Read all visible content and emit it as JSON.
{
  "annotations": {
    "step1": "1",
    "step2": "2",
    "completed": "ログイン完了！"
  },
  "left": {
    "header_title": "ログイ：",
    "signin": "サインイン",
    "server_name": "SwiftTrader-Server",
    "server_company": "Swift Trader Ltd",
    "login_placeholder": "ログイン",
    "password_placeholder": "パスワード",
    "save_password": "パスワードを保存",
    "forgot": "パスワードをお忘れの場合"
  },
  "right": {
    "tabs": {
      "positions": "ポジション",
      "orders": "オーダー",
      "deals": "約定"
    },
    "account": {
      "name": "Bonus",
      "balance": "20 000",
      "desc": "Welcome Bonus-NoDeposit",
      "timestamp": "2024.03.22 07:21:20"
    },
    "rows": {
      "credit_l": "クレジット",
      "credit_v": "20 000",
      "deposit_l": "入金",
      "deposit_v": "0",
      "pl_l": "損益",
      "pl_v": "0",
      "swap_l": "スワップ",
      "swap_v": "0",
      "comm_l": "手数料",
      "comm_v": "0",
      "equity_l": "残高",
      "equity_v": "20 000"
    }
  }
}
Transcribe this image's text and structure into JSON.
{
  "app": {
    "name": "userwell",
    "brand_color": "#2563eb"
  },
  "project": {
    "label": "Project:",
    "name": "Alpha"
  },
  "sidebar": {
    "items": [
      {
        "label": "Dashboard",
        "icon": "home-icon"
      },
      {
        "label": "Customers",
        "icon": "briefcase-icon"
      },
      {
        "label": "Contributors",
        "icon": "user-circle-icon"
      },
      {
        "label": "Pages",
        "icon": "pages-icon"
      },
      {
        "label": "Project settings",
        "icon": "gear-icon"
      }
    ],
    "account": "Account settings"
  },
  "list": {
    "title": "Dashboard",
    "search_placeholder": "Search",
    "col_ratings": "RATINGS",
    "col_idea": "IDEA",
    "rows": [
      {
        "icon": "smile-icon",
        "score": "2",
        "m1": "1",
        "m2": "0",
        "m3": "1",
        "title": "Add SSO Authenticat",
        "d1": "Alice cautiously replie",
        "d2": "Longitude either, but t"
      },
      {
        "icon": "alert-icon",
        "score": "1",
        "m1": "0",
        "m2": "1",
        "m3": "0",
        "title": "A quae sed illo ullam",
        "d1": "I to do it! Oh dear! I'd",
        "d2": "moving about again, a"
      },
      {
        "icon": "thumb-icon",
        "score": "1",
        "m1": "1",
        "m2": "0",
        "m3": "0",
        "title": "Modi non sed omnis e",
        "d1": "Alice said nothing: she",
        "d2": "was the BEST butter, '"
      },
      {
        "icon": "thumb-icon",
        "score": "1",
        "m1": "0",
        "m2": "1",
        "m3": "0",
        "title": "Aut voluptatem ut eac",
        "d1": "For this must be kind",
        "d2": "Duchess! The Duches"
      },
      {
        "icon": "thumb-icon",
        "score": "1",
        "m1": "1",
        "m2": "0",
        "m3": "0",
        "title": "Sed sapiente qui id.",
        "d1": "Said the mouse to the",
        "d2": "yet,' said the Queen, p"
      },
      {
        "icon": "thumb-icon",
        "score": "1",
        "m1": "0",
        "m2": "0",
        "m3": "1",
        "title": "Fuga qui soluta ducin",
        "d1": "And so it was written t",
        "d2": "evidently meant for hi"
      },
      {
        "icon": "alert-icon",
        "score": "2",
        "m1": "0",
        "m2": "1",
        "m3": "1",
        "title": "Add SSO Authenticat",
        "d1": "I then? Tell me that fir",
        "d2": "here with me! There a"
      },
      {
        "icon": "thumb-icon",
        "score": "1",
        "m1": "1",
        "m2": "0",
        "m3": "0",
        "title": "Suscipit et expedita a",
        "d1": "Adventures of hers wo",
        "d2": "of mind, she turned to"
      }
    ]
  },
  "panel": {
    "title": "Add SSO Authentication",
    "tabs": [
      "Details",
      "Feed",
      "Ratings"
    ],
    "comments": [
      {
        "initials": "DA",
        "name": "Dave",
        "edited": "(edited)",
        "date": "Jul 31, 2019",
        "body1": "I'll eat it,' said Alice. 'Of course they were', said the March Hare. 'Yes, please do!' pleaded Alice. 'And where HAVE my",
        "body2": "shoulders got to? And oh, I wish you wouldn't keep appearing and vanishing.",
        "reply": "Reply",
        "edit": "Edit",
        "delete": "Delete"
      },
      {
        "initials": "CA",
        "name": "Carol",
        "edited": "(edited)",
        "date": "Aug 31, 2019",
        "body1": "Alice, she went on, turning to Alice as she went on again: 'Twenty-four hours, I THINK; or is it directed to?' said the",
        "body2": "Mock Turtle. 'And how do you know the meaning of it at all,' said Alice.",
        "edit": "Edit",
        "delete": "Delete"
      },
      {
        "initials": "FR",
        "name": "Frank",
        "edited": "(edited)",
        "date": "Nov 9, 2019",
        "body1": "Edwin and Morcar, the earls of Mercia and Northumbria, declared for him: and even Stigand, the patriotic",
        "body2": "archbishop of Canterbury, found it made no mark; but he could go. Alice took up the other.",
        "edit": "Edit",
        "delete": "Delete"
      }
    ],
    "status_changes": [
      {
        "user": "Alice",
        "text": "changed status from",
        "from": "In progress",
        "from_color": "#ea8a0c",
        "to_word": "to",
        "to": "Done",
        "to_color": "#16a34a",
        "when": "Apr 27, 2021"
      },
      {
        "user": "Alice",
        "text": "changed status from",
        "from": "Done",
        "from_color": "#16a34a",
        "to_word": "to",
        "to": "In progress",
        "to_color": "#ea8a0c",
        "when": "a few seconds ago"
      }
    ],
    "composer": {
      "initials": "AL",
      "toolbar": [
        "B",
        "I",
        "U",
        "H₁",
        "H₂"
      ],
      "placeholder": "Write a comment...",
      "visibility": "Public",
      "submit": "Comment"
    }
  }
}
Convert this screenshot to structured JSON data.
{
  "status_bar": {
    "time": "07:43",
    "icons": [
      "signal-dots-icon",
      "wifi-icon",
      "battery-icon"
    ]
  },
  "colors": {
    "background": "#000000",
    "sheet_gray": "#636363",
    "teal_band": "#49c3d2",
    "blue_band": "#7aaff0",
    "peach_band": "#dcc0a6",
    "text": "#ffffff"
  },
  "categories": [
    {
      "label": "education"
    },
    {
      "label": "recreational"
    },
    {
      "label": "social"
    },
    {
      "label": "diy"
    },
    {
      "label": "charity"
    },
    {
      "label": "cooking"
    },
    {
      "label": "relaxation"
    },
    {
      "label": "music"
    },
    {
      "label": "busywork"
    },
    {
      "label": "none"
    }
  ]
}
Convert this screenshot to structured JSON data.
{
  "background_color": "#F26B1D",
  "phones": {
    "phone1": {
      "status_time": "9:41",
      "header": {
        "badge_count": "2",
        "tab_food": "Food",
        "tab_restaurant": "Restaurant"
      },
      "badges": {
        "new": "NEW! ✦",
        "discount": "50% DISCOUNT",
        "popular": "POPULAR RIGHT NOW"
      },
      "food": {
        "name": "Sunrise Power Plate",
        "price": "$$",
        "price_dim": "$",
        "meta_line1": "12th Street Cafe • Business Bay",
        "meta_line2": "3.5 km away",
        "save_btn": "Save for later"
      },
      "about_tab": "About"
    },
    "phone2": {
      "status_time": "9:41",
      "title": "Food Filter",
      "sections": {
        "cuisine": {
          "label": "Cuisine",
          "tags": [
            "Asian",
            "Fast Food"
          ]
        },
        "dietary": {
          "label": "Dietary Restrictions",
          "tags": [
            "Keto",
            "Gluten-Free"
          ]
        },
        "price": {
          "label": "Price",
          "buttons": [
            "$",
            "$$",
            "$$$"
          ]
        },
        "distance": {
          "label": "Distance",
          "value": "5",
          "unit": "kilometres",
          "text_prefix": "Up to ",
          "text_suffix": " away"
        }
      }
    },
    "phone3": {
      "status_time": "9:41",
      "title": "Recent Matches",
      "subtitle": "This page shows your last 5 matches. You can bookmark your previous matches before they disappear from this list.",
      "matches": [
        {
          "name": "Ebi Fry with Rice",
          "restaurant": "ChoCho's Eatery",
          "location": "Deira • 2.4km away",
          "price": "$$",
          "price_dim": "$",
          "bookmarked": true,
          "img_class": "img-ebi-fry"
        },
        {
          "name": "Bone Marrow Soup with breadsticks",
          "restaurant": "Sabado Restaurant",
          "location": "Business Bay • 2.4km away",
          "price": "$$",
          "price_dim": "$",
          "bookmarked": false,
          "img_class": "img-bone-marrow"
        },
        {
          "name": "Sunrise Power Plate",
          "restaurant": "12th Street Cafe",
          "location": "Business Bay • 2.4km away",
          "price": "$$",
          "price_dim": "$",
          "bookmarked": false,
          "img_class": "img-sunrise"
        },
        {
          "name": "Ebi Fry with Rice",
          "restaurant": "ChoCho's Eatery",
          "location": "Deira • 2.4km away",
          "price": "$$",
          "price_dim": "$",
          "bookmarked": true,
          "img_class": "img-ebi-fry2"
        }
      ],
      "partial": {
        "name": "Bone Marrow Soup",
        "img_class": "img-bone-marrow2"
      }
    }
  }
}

Stated exercise. Within the entries above, work out how many lines contain the word "initials". The number alone is the answer.

Solution for this exercise. 4